* [GOAL]: For the listing below, give the count of lines containing "Create", and no other text.

* [MATERIAL PROVIDED]:
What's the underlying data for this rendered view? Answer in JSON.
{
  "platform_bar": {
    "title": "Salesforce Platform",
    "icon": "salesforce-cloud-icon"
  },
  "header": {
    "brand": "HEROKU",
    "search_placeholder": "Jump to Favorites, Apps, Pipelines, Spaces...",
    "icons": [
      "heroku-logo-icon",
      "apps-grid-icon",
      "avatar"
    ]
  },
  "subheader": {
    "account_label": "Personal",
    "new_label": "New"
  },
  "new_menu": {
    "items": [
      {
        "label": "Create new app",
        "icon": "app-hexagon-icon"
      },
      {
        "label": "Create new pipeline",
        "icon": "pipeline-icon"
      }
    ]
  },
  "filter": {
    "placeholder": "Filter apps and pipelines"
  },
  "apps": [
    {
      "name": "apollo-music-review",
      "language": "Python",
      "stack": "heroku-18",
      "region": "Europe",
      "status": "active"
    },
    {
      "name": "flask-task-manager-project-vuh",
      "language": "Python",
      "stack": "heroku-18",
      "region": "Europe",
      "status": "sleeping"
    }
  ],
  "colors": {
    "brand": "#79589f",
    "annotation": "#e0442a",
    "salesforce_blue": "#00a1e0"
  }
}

* [TASK RESULT]: 2